═══ Supplied information
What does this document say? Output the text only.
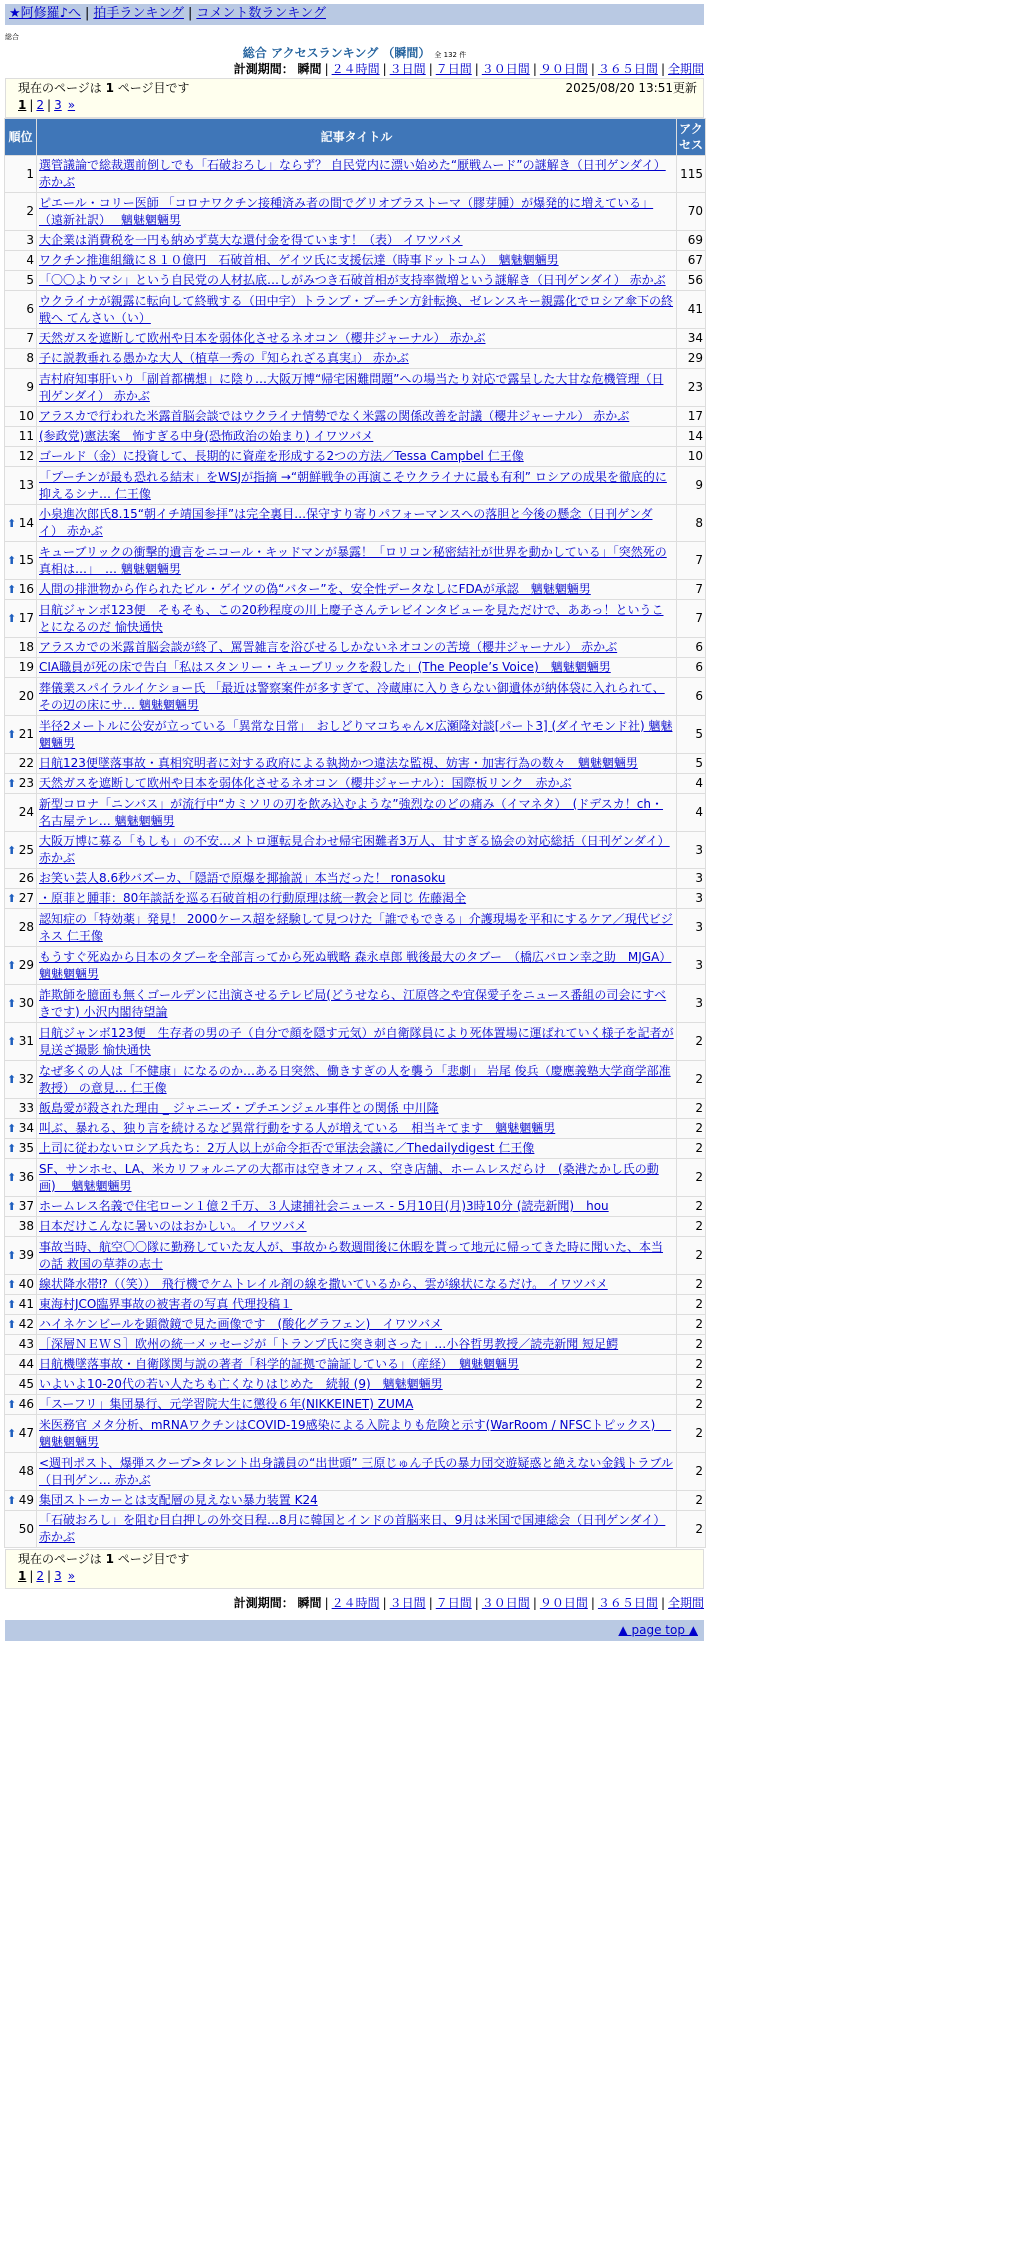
★阿修羅♪へ | 拍手ランキング | コメント数ランキング
総合
総合 アクセスランキング （瞬間） 全 132 件
計測期間： 瞬間 | ２４時間 | ３日間 | ７日間 | ３０日間 | ９０日間 | ３６５日間 | 全期間
現在のページは 1 ページ目です	2025/08/20 13:51更新
1 | 2 | 3 »
順位	記事タイトル	アクセス
1	選管議論で総裁選前倒しでも「石破おろし」ならず？ 自民党内に漂い始めた“厭戦ムード”の謎解き（日刊ゲンダイ） 赤かぶ	115
2	ピエール・コリー医師 「コロナワクチン接種済み者の間でグリオブラストーマ（膠芽腫）が爆発的に増えている」 （遠新社訳）　 魑魅魍魎男	70
3	大企業は消費税を一円も納めず莫大な還付金を得ています！（表） イワツバメ	69
4	ワクチン推進組織に８１０億円　石破首相、ゲイツ氏に支援伝達（時事ドットコム）　魑魅魍魎男	67
5	「〇〇よりマシ」という自民党の人材払底…しがみつき石破首相が支持率微増という謎解き（日刊ゲンダイ） 赤かぶ	56
6	ウクライナが親露に転向して終戦する（田中宇）トランプ・プーチン方針転換、ゼレンスキー親露化でロシア傘下の終戦へ てんさい（い）	41
7	天然ガスを遮断して欧州や日本を弱体化させるネオコン（櫻井ジャーナル） 赤かぶ	34
8	子に説教垂れる愚かな大人（植草一秀の『知られざる真実』） 赤かぶ	29
9	吉村府知事肝いり「副首都構想」に陰り…大阪万博“帰宅困難問題”への場当たり対応で露呈した大甘な危機管理（日刊ゲンダイ） 赤かぶ	23
10	アラスカで行われた米露首脳会談ではウクライナ情勢でなく米露の関係改善を討議（櫻井ジャーナル） 赤かぶ	17
11	(参政党)憲法案　怖すぎる中身(恐怖政治の始まり) イワツバメ	14
12	ゴールド（金）に投資して、長期的に資産を形成する2つの方法／Tessa Campbel 仁王像	10
13	「プーチンが最も恐れる結末」をWSJが指摘 →“朝鮮戦争の再演こそウクライナに最も有利” ロシアの成果を徹底的に抑えるシナ… 仁王像	9

⬆ 14	小泉進次郎氏8.15“朝イチ靖国参拝”は完全裏目…保守すり寄りパフォーマンスへの落胆と今後の懸念（日刊ゲンダイ） 赤かぶ	8

⬆ 15	キューブリックの衝撃的遺言をニコール・キッドマンが暴露！「ロリコン秘密結社が世界を動かしている」「突然死の真相は…」　… 魑魅魍魎男	7

⬆ 16	人間の排泄物から作られたビル・ゲイツの偽“バター”を、安全性データなしにFDAが承認　魑魅魍魎男	7

⬆ 17	日航ジャンボ123便　そもそも、この20秒程度の川上慶子さんテレビインタビューを見ただけで、ああっ！ということになるのだ 愉快通快	7
18	アラスカでの米露首脳会談が終了、罵詈雑言を浴びせるしかないネオコンの苦境（櫻井ジャーナル） 赤かぶ	6
19	CIA職員が死の床で告白「私はスタンリー・キューブリックを殺した」(The People’s Voice)　魑魅魍魎男	6
20	葬儀業スパイラルイケショー氏 「最近は警察案件が多すぎて、冷蔵庫に入りきらない御遺体が納体袋に入れられて、その辺の床にサ… 魑魅魍魎男	6

⬆ 21	半径2メートルに公安が立っている「異常な日常」　おしどりマコちゃん×広瀬隆対談[パート3] (ダイヤモンド社) 魑魅魍魎男	5
22	日航123便墜落事故・真相究明者に対する政府による執拗かつ違法な監視、妨害・加害行為の数々　魑魅魍魎男	5

⬆ 23	天然ガスを遮断して欧州や日本を弱体化させるネオコン（櫻井ジャーナル）：国際板リンク　赤かぶ	4
24	新型コロナ「ニンバス」が流行中“カミソリの刃を飲み込むような”強烈なのどの痛み（イマネタ）　(ドデスカ！ch・名古屋テレ… 魑魅魍魎男	4

⬆ 25	大阪万博に募る「もしも」の不安…メトロ運転見合わせ帰宅困難者3万人、甘すぎる協会の対応総括（日刊ゲンダイ） 赤かぶ	3
26	お笑い芸人8.6秒バズーカ、「隠語で原爆を揶揄説」本当だった！ ronasoku	3

⬆ 27	・原菲と腫菲：80年談話を巡る石破首相の行動原理は統一教会と同じ 佐藤渇全	3
28	認知症の「特効薬」発見！ 2000ケース超を経験して見つけた「誰でもできる」介護現場を平和にするケア／現代ビジネス 仁王像	3

⬆ 29	もうすぐ死ぬから日本のタブーを全部言ってから死ぬ戦略 森永卓郎 戦後最大のタブー　（橋広バロン幸之助　MJGA） 魑魅魍魎男	3

⬆ 30	詐欺師を臆面も無くゴールデンに出演させるテレビ局(どうせなら、江原啓之や宜保愛子をニュース番組の司会にすべきです) 小沢内閣待望論	3

⬆ 31	日航ジャンボ123便　生存者の男の子（自分で顔を隠す元気）が自衛隊員により死体置場に運ばれていく様子を記者が見送ざ撮影 愉快通快	2

⬆ 32	なぜ多くの人は「不健康」になるのか…ある日突然、働きすぎの人を襲う「悲劇」 岩尾 俊兵（慶應義塾大学商学部准教授） の意見… 仁王像	2
33	飯島愛が殺された理由 _ ジャニーズ・プチエンジェル事件との関係 中川隆	2

⬆ 34	叫ぶ、暴れる、独り言を続けるなど異常行動をする人が増えている　相当キてます　魑魅魍魎男	2

⬆ 35	上司に従わないロシア兵たち：2万人以上が命令拒否で軍法会議に／Thedailydigest 仁王像	2

⬆ 36	SF、サンホセ、LA、米カリフォルニアの大都市は空きオフィス、空き店舗、ホームレスだらけ　(桑港たかし氏の動画)　 魑魅魍魎男	2

⬆ 37	ホームレス名義で住宅ローン１億２千万、３人逮捕社会ニュース - 5月10日(月)3時10分 (読売新聞)　hou	2
38	日本だけこんなに暑いのはおかしい。 イワツバメ	2

⬆ 39	事故当時、航空〇〇隊に勤務していた友人が、事故から数週間後に休暇を貰って地元に帰ってきた時に聞いた、本当の話 救国の草莽の志士	2

⬆ 40	線状降水帯⁉（（笑））　飛行機でケムトレイル剤の線を撒いているから、雲が線状になるだけ。 イワツバメ	2

⬆ 41	東海村JCO臨界事故の被害者の写真 代理投稿１	2

⬆ 42	ハイネケンビールを顕微鏡で見た画像です　(酸化グラフェン)　イワツバメ	2
43	［深層ＮＥＷＳ］欧州の統一メッセージが「トランプ氏に突き刺さった」…小谷哲男教授／読売新聞 短足鰐	2
44	日航機墜落事故・自衛隊関与説の著者「科学的証拠で論証している」（産経）　魑魅魍魎男	2
45	いよいよ10-20代の若い人たちも亡くなりはじめた　続報 (9)　魑魅魍魎男	2

⬆ 46	「スーフリ」集団暴行、元学習院大生に懲役６年(NIKKEINET) ZUMA	2

⬆ 47	米医務官 メタ分析、mRNAワクチンはCOVID-19感染による入院よりも危険と示す(WarRoom / NFSCトピックス)　 魑魅魍魎男	2
48	<週刊ポスト、爆弾スクープ>タレント出身議員の“出世頭” 三原じゅん子氏の暴力団交遊疑惑と絶えない金銭トラブル（日刊ゲン… 赤かぶ	2

⬆ 49	集団ストーカーとは支配層の見えない暴力装置 K24	2
50	「石破おろし」を阻む目白押しの外交日程…8月に韓国とインドの首脳来日、9月は米国で国連総会（日刊ゲンダイ） 赤かぶ	2
現在のページは 1 ページ目です
1 | 2 | 3 »
計測期間： 瞬間 | ２４時間 | ３日間 | ７日間 | ３０日間 | ９０日間 | ３６５日間 | 全期間
▲ page top ▲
══════
> Task description:
Tell how many lines of the material above hold "天然ガスを遮断して欧州や日本を弱体化させるネオコン", answering with a bare number.

> Output for this exercise:
2